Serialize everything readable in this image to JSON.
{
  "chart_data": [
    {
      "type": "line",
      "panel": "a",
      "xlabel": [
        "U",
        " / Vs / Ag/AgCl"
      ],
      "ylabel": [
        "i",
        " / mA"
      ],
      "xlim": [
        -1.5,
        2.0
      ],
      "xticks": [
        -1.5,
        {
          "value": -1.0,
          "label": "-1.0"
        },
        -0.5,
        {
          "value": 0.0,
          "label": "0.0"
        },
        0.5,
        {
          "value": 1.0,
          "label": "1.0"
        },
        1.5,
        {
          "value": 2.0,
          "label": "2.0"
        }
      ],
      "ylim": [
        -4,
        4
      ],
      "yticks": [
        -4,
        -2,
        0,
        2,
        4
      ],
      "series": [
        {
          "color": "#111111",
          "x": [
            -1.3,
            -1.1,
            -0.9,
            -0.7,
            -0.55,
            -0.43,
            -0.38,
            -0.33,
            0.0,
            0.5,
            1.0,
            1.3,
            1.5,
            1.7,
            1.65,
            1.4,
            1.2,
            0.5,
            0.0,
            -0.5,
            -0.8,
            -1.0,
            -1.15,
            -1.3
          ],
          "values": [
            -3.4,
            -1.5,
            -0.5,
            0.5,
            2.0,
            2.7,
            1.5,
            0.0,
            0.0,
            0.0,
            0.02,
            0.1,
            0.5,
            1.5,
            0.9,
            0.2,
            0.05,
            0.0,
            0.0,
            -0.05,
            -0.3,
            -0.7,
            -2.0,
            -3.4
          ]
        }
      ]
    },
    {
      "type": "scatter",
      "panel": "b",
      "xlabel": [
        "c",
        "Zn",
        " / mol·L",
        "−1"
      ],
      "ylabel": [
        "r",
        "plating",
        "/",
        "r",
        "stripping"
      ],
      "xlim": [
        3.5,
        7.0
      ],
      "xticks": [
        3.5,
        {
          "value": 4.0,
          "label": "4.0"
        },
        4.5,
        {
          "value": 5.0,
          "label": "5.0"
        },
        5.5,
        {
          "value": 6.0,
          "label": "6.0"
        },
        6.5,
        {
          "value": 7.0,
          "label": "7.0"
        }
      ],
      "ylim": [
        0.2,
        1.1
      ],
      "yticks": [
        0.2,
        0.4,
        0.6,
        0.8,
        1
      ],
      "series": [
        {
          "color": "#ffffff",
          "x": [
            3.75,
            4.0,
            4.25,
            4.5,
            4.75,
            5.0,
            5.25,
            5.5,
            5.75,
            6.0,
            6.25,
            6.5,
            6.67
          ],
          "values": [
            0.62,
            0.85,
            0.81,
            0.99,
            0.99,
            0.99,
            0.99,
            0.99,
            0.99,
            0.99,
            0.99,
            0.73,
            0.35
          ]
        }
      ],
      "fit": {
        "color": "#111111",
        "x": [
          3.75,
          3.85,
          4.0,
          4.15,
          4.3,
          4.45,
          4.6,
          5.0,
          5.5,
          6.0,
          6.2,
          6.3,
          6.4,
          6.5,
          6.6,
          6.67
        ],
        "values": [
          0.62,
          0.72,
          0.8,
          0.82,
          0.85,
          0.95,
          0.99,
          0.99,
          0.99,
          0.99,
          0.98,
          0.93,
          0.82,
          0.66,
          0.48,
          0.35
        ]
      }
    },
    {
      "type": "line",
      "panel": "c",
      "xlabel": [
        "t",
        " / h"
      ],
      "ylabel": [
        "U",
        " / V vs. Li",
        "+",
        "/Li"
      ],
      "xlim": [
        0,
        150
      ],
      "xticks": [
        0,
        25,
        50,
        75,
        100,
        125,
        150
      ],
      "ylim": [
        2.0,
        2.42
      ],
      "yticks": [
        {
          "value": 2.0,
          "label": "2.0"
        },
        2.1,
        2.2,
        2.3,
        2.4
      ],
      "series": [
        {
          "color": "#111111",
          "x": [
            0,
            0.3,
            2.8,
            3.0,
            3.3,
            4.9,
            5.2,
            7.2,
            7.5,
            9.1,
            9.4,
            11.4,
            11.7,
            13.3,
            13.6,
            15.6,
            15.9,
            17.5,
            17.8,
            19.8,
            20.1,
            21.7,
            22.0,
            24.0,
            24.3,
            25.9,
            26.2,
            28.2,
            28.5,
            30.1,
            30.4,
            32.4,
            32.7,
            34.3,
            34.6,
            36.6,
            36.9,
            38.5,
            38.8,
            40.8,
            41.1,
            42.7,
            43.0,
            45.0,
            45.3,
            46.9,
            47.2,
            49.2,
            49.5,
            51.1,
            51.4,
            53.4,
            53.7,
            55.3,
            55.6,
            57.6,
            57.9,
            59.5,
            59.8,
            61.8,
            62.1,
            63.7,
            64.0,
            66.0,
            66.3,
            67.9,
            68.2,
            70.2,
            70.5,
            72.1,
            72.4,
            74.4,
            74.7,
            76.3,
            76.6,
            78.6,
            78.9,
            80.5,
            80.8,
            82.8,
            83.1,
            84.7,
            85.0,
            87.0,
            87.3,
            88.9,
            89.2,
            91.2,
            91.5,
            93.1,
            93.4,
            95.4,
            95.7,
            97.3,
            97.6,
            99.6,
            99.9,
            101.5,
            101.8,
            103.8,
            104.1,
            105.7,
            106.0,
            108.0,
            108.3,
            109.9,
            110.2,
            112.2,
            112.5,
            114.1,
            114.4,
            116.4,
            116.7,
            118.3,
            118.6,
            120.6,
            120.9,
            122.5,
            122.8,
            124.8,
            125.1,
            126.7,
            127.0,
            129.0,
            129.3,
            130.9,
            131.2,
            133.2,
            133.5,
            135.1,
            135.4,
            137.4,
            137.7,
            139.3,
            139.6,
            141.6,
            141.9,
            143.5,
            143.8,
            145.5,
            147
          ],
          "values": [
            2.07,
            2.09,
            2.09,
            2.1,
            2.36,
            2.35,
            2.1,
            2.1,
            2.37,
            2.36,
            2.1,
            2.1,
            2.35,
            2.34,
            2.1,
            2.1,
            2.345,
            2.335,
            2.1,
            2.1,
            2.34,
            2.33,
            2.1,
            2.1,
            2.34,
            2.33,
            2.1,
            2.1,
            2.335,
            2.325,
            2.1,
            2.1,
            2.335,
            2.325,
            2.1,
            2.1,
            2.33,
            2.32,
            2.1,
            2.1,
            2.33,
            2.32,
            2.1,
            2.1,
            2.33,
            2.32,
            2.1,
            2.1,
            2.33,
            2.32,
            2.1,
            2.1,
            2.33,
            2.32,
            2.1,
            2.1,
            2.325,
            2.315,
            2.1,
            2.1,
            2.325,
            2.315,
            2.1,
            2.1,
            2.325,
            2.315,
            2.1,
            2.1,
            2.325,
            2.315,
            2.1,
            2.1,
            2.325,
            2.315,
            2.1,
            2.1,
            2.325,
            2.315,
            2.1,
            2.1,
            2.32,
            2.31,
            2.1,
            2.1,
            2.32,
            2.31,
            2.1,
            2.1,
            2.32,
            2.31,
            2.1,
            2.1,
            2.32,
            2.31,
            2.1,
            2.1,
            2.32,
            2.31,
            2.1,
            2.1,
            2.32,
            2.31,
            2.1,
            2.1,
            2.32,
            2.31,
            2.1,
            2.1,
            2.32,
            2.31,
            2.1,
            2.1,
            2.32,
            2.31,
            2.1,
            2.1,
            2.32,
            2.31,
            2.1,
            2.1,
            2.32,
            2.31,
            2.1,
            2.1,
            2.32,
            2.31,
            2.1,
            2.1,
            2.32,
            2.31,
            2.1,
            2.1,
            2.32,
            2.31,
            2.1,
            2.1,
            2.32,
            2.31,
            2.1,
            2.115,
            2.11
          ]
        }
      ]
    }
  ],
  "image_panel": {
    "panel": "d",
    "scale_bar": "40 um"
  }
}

## INSTRUCTION
Write out every entry again exactly, please, with nothing missing.

## SOLUTION TO THIS PROBLEM
Serialize everything readable in this image to JSON.
{
  "chart_data": [
    {
      "type": "line",
      "panel": "a",
      "xlabel": [
        "U",
        " / Vs / Ag/AgCl"
      ],
      "ylabel": [
        "i",
        " / mA"
      ],
      "xlim": [
        -1.5,
        2.0
      ],
      "xticks": [
        -1.5,
        {
          "value": -1.0,
          "label": "-1.0"
        },
        -0.5,
        {
          "value": 0.0,
          "label": "0.0"
        },
        0.5,
        {
          "value": 1.0,
          "label": "1.0"
        },
        1.5,
        {
          "value": 2.0,
          "label": "2.0"
        }
      ],
      "ylim": [
        -4,
        4
      ],
      "yticks": [
        -4,
        -2,
        0,
        2,
        4
      ],
      "series": [
        {
          "color": "#111111",
          "x": [
            -1.3,
            -1.1,
            -0.9,
            -0.7,
            -0.55,
            -0.43,
            -0.38,
            -0.33,
            0.0,
            0.5,
            1.0,
            1.3,
            1.5,
            1.7,
            1.65,
            1.4,
            1.2,
            0.5,
            0.0,
            -0.5,
            -0.8,
            -1.0,
            -1.15,
            -1.3
          ],
          "values": [
            -3.4,
            -1.5,
            -0.5,
            0.5,
            2.0,
            2.7,
            1.5,
            0.0,
            0.0,
            0.0,
            0.02,
            0.1,
            0.5,
            1.5,
            0.9,
            0.2,
            0.05,
            0.0,
            0.0,
            -0.05,
            -0.3,
            -0.7,
            -2.0,
            -3.4
          ]
        }
      ]
    },
    {
      "type": "scatter",
      "panel": "b",
      "xlabel": [
        "c",
        "Zn",
        " / mol·L",
        "−1"
      ],
      "ylabel": [
        "r",
        "plating",
        "/",
        "r",
        "stripping"
      ],
      "xlim": [
        3.5,
        7.0
      ],
      "xticks": [
        3.5,
        {
          "value": 4.0,
          "label": "4.0"
        },
        4.5,
        {
          "value": 5.0,
          "label": "5.0"
        },
        5.5,
        {
          "value": 6.0,
          "label": "6.0"
        },
        6.5,
        {
          "value": 7.0,
          "label": "7.0"
        }
      ],
      "ylim": [
        0.2,
        1.1
      ],
      "yticks": [
        0.2,
        0.4,
        0.6,
        0.8,
        1
      ],
      "series": [
        {
          "color": "#ffffff",
          "x": [
            3.75,
            4.0,
            4.25,
            4.5,
            4.75,
            5.0,
            5.25,
            5.5,
            5.75,
            6.0,
            6.25,
            6.5,
            6.67
          ],
          "values": [
            0.62,
            0.85,
            0.81,
            0.99,
            0.99,
            0.99,
            0.99,
            0.99,
            0.99,
            0.99,
            0.99,
            0.73,
            0.35
          ]
        }
      ],
      "fit": {
        "color": "#111111",
        "x": [
          3.75,
          3.85,
          4.0,
          4.15,
          4.3,
          4.45,
          4.6,
          5.0,
          5.5,
          6.0,
          6.2,
          6.3,
          6.4,
          6.5,
          6.6,
          6.67
        ],
        "values": [
          0.62,
          0.72,
          0.8,
          0.82,
          0.85,
          0.95,
          0.99,
          0.99,
          0.99,
          0.99,
          0.98,
          0.93,
          0.82,
          0.66,
          0.48,
          0.35
        ]
      }
    },
    {
      "type": "line",
      "panel": "c",
      "xlabel": [
        "t",
        " / h"
      ],
      "ylabel": [
        "U",
        " / V vs. Li",
        "+",
        "/Li"
      ],
      "xlim": [
        0,
        150
      ],
      "xticks": [
        0,
        25,
        50,
        75,
        100,
        125,
        150
      ],
      "ylim": [
        2.0,
        2.42
      ],
      "yticks": [
        {
          "value": 2.0,
          "label": "2.0"
        },
        2.1,
        2.2,
        2.3,
        2.4
      ],
      "series": [
        {
          "color": "#111111",
          "x": [
            0,
            0.3,
            2.8,
            3.0,
            3.3,
            4.9,
            5.2,
            7.2,
            7.5,
            9.1,
            9.4,
            11.4,
            11.7,
            13.3,
            13.6,
            15.6,
            15.9,
            17.5,
            17.8,
            19.8,
            20.1,
            21.7,
            22.0,
            24.0,
            24.3,
            25.9,
            26.2,
            28.2,
            28.5,
            30.1,
            30.4,
            32.4,
            32.7,
            34.3,
            34.6,
            36.6,
            36.9,
            38.5,
            38.8,
            40.8,
            41.1,
            42.7,
            43.0,
            45.0,
            45.3,
            46.9,
            47.2,
            49.2,
            49.5,
            51.1,
            51.4,
            53.4,
            53.7,
            55.3,
            55.6,
            57.6,
            57.9,
            59.5,
            59.8,
            61.8,
            62.1,
            63.7,
            64.0,
            66.0,
            66.3,
            67.9,
            68.2,
            70.2,
            70.5,
            72.1,
            72.4,
            74.4,
            74.7,
            76.3,
            76.6,
            78.6,
            78.9,
            80.5,
            80.8,
            82.8,
            83.1,
            84.7,
            85.0,
            87.0,
            87.3,
            88.9,
            89.2,
            91.2,
            91.5,
            93.1,
            93.4,
            95.4,
            95.7,
            97.3,
            97.6,
            99.6,
            99.9,
            101.5,
            101.8,
            103.8,
            104.1,
            105.7,
            106.0,
            108.0,
            108.3,
            109.9,
            110.2,
            112.2,
            112.5,
            114.1,
            114.4,
            116.4,
            116.7,
            118.3,
            118.6,
            120.6,
            120.9,
            122.5,
            122.8,
            124.8,
            125.1,
            126.7,
            127.0,
            129.0,
            129.3,
            130.9,
            131.2,
            133.2,
            133.5,
            135.1,
            135.4,
            137.4,
            137.7,
            139.3,
            139.6,
            141.6,
            141.9,
            143.5,
            143.8,
            145.5,
            147
          ],
          "values": [
            2.07,
            2.09,
            2.09,
            2.1,
            2.36,
            2.35,
            2.1,
            2.1,
            2.37,
            2.36,
            2.1,
            2.1,
            2.35,
            2.34,
            2.1,
            2.1,
            2.345,
            2.335,
            2.1,
            2.1,
            2.34,
            2.33,
            2.1,
            2.1,
            2.34,
            2.33,
            2.1,
            2.1,
            2.335,
            2.325,
            2.1,
            2.1,
            2.335,
            2.325,
            2.1,
            2.1,
            2.33,
            2.32,
            2.1,
            2.1,
            2.33,
            2.32,
            2.1,
            2.1,
            2.33,
            2.32,
            2.1,
            2.1,
            2.33,
            2.32,
            2.1,
            2.1,
            2.33,
            2.32,
            2.1,
            2.1,
            2.325,
            2.315,
            2.1,
            2.1,
            2.325,
            2.315,
            2.1,
            2.1,
            2.325,
            2.315,
            2.1,
            2.1,
            2.325,
            2.315,
            2.1,
            2.1,
            2.325,
            2.315,
            2.1,
            2.1,
            2.325,
            2.315,
            2.1,
            2.1,
            2.32,
            2.31,
            2.1,
            2.1,
            2.32,
            2.31,
            2.1,
            2.1,
            2.32,
            2.31,
            2.1,
            2.1,
            2.32,
            2.31,
            2.1,
            2.1,
            2.32,
            2.31,
            2.1,
            2.1,
            2.32,
            2.31,
            2.1,
            2.1,
            2.32,
            2.31,
            2.1,
            2.1,
            2.32,
            2.31,
            2.1,
            2.1,
            2.32,
            2.31,
            2.1,
            2.1,
            2.32,
            2.31,
            2.1,
            2.1,
            2.32,
            2.31,
            2.1,
            2.1,
            2.32,
            2.31,
            2.1,
            2.1,
            2.32,
            2.31,
            2.1,
            2.1,
            2.32,
            2.31,
            2.1,
            2.1,
            2.32,
            2.31,
            2.1,
            2.115,
            2.11
          ]
        }
      ]
    }
  ],
  "image_panel": {
    "panel": "d",
    "scale_bar": "40 um"
  }
}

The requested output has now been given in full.